> [What you should do]
Exact reproduction is required for all entries.

------ Input for this task

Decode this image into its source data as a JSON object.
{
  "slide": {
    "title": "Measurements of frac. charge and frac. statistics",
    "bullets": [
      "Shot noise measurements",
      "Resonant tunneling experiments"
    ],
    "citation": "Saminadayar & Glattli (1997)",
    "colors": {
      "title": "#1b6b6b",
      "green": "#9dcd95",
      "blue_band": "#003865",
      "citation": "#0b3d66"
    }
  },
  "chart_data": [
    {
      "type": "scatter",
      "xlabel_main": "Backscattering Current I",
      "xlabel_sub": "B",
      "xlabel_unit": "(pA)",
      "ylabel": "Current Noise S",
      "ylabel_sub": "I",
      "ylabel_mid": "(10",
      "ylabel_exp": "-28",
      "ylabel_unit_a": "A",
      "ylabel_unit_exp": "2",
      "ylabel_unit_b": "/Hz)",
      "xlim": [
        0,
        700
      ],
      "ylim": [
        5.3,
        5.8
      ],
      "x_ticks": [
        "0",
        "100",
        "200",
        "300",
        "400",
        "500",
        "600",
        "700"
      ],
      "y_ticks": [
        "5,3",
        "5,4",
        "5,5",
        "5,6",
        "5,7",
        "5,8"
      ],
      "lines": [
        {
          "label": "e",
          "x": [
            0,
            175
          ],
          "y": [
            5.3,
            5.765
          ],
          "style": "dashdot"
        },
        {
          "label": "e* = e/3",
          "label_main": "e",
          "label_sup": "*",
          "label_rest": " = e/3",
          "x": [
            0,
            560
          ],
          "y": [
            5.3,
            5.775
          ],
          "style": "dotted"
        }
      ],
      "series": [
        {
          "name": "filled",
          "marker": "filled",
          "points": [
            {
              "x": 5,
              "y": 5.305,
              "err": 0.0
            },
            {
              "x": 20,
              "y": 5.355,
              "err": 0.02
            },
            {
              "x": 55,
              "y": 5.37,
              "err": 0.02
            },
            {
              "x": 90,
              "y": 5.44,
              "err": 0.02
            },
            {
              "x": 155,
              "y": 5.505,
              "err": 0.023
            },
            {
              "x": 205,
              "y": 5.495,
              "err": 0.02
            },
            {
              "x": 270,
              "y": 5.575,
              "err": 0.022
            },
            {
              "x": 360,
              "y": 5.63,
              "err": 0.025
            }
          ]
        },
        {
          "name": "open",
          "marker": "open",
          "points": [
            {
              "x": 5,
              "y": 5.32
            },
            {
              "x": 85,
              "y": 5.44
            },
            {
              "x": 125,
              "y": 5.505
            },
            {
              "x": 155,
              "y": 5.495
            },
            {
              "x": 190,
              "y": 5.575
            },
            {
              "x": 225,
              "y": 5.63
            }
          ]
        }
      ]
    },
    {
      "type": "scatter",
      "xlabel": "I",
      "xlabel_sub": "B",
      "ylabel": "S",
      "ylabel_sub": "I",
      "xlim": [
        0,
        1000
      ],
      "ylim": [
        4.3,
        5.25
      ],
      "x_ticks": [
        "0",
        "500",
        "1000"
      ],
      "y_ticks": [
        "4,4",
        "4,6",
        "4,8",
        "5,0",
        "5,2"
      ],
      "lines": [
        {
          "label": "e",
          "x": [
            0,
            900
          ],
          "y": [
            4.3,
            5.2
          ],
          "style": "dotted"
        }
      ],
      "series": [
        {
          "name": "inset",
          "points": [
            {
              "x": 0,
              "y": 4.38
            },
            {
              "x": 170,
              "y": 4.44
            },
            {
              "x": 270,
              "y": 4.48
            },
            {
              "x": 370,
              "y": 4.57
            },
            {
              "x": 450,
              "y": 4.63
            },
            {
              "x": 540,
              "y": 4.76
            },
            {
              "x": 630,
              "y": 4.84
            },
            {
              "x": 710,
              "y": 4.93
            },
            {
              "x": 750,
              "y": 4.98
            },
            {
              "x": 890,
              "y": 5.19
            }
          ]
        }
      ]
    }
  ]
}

------------

> [Full response]
Decode this image into its source data as a JSON object.
{
  "slide": {
    "title": "Measurements of frac. charge and frac. statistics",
    "bullets": [
      "Shot noise measurements",
      "Resonant tunneling experiments"
    ],
    "citation": "Saminadayar & Glattli (1997)",
    "colors": {
      "title": "#1b6b6b",
      "green": "#9dcd95",
      "blue_band": "#003865",
      "citation": "#0b3d66"
    }
  },
  "chart_data": [
    {
      "type": "scatter",
      "xlabel_main": "Backscattering Current I",
      "xlabel_sub": "B",
      "xlabel_unit": "(pA)",
      "ylabel": "Current Noise S",
      "ylabel_sub": "I",
      "ylabel_mid": "(10",
      "ylabel_exp": "-28",
      "ylabel_unit_a": "A",
      "ylabel_unit_exp": "2",
      "ylabel_unit_b": "/Hz)",
      "xlim": [
        0,
        700
      ],
      "ylim": [
        5.3,
        5.8
      ],
      "x_ticks": [
        "0",
        "100",
        "200",
        "300",
        "400",
        "500",
        "600",
        "700"
      ],
      "y_ticks": [
        "5,3",
        "5,4",
        "5,5",
        "5,6",
        "5,7",
        "5,8"
      ],
      "lines": [
        {
          "label": "e",
          "x": [
            0,
            175
          ],
          "y": [
            5.3,
            5.765
          ],
          "style": "dashdot"
        },
        {
          "label": "e* = e/3",
          "label_main": "e",
          "label_sup": "*",
          "label_rest": " = e/3",
          "x": [
            0,
            560
          ],
          "y": [
            5.3,
            5.775
          ],
          "style": "dotted"
        }
      ],
      "series": [
        {
          "name": "filled",
          "marker": "filled",
          "points": [
            {
              "x": 5,
              "y": 5.305,
              "err": 0.0
            },
            {
              "x": 20,
              "y": 5.355,
              "err": 0.02
            },
            {
              "x": 55,
              "y": 5.37,
              "err": 0.02
            },
            {
              "x": 90,
              "y": 5.44,
              "err": 0.02
            },
            {
              "x": 155,
              "y": 5.505,
              "err": 0.023
            },
            {
              "x": 205,
              "y": 5.495,
              "err": 0.02
            },
            {
              "x": 270,
              "y": 5.575,
              "err": 0.022
            },
            {
              "x": 360,
              "y": 5.63,
              "err": 0.025
            }
          ]
        },
        {
          "name": "open",
          "marker": "open",
          "points": [
            {
              "x": 5,
              "y": 5.32
            },
            {
              "x": 85,
              "y": 5.44
            },
            {
              "x": 125,
              "y": 5.505
            },
            {
              "x": 155,
              "y": 5.495
            },
            {
              "x": 190,
              "y": 5.575
            },
            {
              "x": 225,
              "y": 5.63
            }
          ]
        }
      ]
    },
    {
      "type": "scatter",
      "xlabel": "I",
      "xlabel_sub": "B",
      "ylabel": "S",
      "ylabel_sub": "I",
      "xlim": [
        0,
        1000
      ],
      "ylim": [
        4.3,
        5.25
      ],
      "x_ticks": [
        "0",
        "500",
        "1000"
      ],
      "y_ticks": [
        "4,4",
        "4,6",
        "4,8",
        "5,0",
        "5,2"
      ],
      "lines": [
        {
          "label": "e",
          "x": [
            0,
            900
          ],
          "y": [
            4.3,
            5.2
          ],
          "style": "dotted"
        }
      ],
      "series": [
        {
          "name": "inset",
          "points": [
            {
              "x": 0,
              "y": 4.38
            },
            {
              "x": 170,
              "y": 4.44
            },
            {
              "x": 270,
              "y": 4.48
            },
            {
              "x": 370,
              "y": 4.57
            },
            {
              "x": 450,
              "y": 4.63
            },
            {
              "x": 540,
              "y": 4.76
            },
            {
              "x": 630,
              "y": 4.84
            },
            {
              "x": 710,
              "y": 4.93
            },
            {
              "x": 750,
              "y": 4.98
            },
            {
              "x": 890,
              "y": 5.19
            }
          ]
        }
      ]
    }
  ]
}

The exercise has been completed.